- Task to carry out -
Quote all of the entries word for word.
----- Material shown -----
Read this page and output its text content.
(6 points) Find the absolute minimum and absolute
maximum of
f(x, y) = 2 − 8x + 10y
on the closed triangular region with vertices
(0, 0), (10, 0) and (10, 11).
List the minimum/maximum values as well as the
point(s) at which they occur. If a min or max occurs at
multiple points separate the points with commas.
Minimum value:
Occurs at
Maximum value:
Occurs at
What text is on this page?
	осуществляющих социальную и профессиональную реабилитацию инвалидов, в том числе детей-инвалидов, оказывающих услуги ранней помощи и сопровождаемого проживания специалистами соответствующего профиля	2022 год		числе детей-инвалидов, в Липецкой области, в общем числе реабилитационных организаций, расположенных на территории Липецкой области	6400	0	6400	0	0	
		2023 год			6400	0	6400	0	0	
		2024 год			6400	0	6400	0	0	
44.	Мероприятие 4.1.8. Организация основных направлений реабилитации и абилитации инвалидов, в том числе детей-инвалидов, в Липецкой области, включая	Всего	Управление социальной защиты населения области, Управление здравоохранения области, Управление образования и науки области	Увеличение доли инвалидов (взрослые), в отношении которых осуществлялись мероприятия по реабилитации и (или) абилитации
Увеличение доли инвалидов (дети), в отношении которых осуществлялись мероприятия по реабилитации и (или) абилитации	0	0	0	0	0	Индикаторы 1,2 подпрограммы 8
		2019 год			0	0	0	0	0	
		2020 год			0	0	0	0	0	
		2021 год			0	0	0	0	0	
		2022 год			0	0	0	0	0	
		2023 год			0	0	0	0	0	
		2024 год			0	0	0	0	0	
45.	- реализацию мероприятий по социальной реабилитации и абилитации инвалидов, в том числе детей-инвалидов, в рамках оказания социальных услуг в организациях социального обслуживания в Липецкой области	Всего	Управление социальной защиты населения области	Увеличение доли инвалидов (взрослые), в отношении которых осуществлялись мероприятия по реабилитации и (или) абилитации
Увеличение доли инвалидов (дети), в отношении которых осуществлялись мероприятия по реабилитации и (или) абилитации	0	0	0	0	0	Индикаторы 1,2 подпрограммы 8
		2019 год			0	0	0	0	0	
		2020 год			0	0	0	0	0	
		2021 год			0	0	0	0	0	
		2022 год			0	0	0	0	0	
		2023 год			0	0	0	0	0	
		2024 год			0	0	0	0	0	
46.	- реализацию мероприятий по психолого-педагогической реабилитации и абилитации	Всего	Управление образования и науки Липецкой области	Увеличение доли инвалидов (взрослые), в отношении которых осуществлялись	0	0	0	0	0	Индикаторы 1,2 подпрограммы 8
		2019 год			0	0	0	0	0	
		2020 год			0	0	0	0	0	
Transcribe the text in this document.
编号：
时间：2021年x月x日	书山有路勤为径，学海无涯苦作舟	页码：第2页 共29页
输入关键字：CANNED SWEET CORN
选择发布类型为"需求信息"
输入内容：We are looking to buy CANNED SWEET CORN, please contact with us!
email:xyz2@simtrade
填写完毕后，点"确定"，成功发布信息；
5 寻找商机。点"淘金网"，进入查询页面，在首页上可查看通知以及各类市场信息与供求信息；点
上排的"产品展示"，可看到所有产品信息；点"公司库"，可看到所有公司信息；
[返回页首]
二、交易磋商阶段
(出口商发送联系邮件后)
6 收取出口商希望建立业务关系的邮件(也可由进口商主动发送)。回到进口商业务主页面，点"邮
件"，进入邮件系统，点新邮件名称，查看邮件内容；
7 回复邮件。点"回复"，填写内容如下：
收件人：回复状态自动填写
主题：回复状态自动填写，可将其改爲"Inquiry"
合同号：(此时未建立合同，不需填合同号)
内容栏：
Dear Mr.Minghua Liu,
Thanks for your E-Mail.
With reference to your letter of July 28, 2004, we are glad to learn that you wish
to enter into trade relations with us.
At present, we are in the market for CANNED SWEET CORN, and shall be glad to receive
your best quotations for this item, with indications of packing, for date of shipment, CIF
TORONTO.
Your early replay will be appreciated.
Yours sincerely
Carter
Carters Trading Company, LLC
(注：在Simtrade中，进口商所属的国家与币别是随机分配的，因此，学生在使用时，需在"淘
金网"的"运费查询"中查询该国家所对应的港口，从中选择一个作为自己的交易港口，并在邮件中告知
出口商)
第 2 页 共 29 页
-----
- Complete output -
Read this page and output its text content.
(6 points) Find the absolute minimum and absolute
maximum of
f(x, y) = 2 − 8x + 10y
on the closed triangular region with vertices
(0, 0), (10, 0) and (10, 11).
List the minimum/maximum values as well as the
point(s) at which they occur. If a min or max occurs at
multiple points separate the points with commas.
Minimum value:
Occurs at
Maximum value:
Occurs at
What text is on this page?
	осуществляющих социальную и профессиональную реабилитацию инвалидов, в том числе детей-инвалидов, оказывающих услуги ранней помощи и сопровождаемого проживания специалистами соответствующего профиля	2022 год		числе детей-инвалидов, в Липецкой области, в общем числе реабилитационных организаций, расположенных на территории Липецкой области	6400	0	6400	0	0	
		2023 год			6400	0	6400	0	0	
		2024 год			6400	0	6400	0	0	
44.	Мероприятие 4.1.8. Организация основных направлений реабилитации и абилитации инвалидов, в том числе детей-инвалидов, в Липецкой области, включая	Всего	Управление социальной защиты населения области, Управление здравоохранения области, Управление образования и науки области	Увеличение доли инвалидов (взрослые), в отношении которых осуществлялись мероприятия по реабилитации и (или) абилитации
Увеличение доли инвалидов (дети), в отношении которых осуществлялись мероприятия по реабилитации и (или) абилитации	0	0	0	0	0	Индикаторы 1,2 подпрограммы 8
		2019 год			0	0	0	0	0	
		2020 год			0	0	0	0	0	
		2021 год			0	0	0	0	0	
		2022 год			0	0	0	0	0	
		2023 год			0	0	0	0	0	
		2024 год			0	0	0	0	0	
45.	- реализацию мероприятий по социальной реабилитации и абилитации инвалидов, в том числе детей-инвалидов, в рамках оказания социальных услуг в организациях социального обслуживания в Липецкой области	Всего	Управление социальной защиты населения области	Увеличение доли инвалидов (взрослые), в отношении которых осуществлялись мероприятия по реабилитации и (или) абилитации
Увеличение доли инвалидов (дети), в отношении которых осуществлялись мероприятия по реабилитации и (или) абилитации	0	0	0	0	0	Индикаторы 1,2 подпрограммы 8
		2019 год			0	0	0	0	0	
		2020 год			0	0	0	0	0	
		2021 год			0	0	0	0	0	
		2022 год			0	0	0	0	0	
		2023 год			0	0	0	0	0	
		2024 год			0	0	0	0	0	
46.	- реализацию мероприятий по психолого-педагогической реабилитации и абилитации	Всего	Управление образования и науки Липецкой области	Увеличение доли инвалидов (взрослые), в отношении которых осуществлялись	0	0	0	0	0	Индикаторы 1,2 подпрограммы 8
		2019 год			0	0	0	0	0	
		2020 год			0	0	0	0	0	
Transcribe the text in this document.
编号：
时间：2021年x月x日	书山有路勤为径，学海无涯苦作舟	页码：第2页 共29页
输入关键字：CANNED SWEET CORN
选择发布类型为"需求信息"
输入内容：We are looking to buy CANNED SWEET CORN, please contact with us!
email:xyz2@simtrade
填写完毕后，点"确定"，成功发布信息；
5 寻找商机。点"淘金网"，进入查询页面，在首页上可查看通知以及各类市场信息与供求信息；点
上排的"产品展示"，可看到所有产品信息；点"公司库"，可看到所有公司信息；
[返回页首]
二、交易磋商阶段
(出口商发送联系邮件后)
6 收取出口商希望建立业务关系的邮件(也可由进口商主动发送)。回到进口商业务主页面，点"邮
件"，进入邮件系统，点新邮件名称，查看邮件内容；
7 回复邮件。点"回复"，填写内容如下：
收件人：回复状态自动填写
主题：回复状态自动填写，可将其改爲"Inquiry"
合同号：(此时未建立合同，不需填合同号)
内容栏：
Dear Mr.Minghua Liu,
Thanks for your E-Mail.
With reference to your letter of July 28, 2004, we are glad to learn that you wish
to enter into trade relations with us.
At present, we are in the market for CANNED SWEET CORN, and shall be glad to receive
your best quotations for this item, with indications of packing, for date of shipment, CIF
TORONTO.
Your early replay will be appreciated.
Yours sincerely
Carter
Carters Trading Company, LLC
(注：在Simtrade中，进口商所属的国家与币别是随机分配的，因此，学生在使用时，需在"淘
金网"的"运费查询"中查询该国家所对应的港口，从中选择一个作为自己的交易港口，并在邮件中告知
出口商)
第 2 页 共 29 页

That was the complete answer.